Problem requirements:
From the listing below, copy every line with the word "полей".
--------
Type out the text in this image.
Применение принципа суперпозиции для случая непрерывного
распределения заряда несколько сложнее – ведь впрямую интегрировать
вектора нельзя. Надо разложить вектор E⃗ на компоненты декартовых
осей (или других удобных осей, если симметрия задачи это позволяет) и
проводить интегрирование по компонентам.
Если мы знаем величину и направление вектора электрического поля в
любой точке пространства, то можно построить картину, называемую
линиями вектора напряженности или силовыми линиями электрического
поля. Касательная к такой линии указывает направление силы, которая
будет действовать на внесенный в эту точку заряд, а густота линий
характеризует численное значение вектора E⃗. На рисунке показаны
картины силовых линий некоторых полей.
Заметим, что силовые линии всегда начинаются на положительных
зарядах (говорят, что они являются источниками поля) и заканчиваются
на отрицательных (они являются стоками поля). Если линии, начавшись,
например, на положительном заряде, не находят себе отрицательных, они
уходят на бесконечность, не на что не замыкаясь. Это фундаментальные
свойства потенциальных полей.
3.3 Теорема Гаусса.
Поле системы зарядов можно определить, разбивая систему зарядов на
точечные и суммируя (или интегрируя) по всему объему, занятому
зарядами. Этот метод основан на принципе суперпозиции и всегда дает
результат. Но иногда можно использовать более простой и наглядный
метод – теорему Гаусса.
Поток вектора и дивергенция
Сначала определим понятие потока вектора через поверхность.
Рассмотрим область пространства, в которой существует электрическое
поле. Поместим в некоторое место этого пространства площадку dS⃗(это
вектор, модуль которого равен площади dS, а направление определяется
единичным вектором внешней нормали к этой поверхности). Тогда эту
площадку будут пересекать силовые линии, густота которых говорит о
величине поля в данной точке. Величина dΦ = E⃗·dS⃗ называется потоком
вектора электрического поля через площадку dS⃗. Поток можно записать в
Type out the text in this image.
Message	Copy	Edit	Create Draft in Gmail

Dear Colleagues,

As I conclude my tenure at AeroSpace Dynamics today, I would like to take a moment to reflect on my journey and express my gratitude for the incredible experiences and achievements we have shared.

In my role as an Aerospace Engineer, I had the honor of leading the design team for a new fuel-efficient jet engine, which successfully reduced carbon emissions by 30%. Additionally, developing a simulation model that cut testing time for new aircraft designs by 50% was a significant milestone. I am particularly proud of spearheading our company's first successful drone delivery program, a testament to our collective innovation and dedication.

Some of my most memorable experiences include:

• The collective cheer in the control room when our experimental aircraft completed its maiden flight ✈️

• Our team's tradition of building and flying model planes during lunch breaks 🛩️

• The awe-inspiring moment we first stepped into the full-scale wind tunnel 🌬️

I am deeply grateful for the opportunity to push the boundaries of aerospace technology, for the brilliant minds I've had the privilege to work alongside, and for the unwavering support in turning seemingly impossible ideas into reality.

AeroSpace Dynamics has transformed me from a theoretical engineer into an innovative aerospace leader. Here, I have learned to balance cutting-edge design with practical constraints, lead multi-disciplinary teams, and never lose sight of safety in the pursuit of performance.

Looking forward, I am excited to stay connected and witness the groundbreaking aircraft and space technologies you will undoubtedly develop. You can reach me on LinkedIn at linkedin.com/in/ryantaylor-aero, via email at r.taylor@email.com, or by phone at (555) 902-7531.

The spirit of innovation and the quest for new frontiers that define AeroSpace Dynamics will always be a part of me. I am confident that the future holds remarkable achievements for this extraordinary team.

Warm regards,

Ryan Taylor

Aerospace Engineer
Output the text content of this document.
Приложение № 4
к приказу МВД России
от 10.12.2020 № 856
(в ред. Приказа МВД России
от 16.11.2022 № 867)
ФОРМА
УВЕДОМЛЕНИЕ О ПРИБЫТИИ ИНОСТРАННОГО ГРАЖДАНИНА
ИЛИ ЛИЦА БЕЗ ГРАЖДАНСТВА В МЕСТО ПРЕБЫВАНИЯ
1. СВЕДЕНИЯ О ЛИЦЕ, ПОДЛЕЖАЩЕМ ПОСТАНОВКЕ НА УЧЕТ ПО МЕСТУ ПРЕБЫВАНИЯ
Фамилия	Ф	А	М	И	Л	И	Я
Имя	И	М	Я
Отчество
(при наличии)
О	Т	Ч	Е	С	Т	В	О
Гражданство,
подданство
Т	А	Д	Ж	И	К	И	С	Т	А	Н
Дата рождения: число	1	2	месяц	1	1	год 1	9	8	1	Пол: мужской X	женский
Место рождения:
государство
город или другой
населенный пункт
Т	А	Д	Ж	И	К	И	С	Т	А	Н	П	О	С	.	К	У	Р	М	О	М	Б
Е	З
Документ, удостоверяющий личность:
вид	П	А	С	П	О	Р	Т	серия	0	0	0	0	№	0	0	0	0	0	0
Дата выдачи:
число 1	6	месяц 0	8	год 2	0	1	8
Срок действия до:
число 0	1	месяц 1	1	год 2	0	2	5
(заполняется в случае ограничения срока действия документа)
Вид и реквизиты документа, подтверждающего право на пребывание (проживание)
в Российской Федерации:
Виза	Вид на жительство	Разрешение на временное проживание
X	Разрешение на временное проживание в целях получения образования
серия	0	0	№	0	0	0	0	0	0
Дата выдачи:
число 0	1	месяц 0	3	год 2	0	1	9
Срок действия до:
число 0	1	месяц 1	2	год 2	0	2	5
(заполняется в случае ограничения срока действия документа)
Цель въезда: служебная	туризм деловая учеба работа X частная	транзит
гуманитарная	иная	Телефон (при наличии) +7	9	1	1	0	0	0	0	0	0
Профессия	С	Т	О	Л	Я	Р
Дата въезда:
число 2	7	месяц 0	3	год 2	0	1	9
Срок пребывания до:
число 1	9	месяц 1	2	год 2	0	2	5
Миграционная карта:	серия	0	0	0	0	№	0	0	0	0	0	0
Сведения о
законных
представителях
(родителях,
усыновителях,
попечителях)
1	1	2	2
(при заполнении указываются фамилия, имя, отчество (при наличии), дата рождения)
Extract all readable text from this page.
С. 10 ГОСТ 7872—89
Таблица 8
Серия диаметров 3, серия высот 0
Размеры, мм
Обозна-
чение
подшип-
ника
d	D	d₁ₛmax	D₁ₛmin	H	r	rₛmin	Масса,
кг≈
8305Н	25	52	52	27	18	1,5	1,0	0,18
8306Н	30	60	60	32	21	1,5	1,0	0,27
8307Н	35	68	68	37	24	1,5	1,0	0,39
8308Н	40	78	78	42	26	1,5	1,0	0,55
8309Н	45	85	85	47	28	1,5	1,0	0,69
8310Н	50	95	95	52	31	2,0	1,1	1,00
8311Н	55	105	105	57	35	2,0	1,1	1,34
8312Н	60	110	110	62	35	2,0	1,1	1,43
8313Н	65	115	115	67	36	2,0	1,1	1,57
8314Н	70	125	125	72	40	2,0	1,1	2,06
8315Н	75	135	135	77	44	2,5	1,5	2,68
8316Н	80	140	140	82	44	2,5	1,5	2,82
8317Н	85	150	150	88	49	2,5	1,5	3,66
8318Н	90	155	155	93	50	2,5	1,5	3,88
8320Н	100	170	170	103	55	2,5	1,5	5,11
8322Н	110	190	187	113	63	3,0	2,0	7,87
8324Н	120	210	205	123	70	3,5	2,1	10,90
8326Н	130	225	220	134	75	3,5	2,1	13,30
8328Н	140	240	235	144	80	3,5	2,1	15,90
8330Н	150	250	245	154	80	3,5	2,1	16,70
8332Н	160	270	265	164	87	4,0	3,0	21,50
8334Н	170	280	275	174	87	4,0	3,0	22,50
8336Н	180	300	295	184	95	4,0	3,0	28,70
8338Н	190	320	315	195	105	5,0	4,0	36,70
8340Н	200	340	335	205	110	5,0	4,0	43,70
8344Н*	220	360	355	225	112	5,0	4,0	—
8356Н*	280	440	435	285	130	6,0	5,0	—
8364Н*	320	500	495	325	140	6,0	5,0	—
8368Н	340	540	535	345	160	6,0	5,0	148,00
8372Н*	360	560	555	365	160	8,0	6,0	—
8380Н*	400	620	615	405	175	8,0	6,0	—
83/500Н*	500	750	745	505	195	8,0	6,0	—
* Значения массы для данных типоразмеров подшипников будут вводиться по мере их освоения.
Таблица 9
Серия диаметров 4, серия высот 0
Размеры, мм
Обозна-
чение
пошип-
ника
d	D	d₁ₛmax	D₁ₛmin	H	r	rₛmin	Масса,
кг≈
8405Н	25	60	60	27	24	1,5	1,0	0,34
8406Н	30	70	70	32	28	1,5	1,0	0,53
--------
Written answer:
картины силовых линий некоторых полей.
свойства потенциальных полей.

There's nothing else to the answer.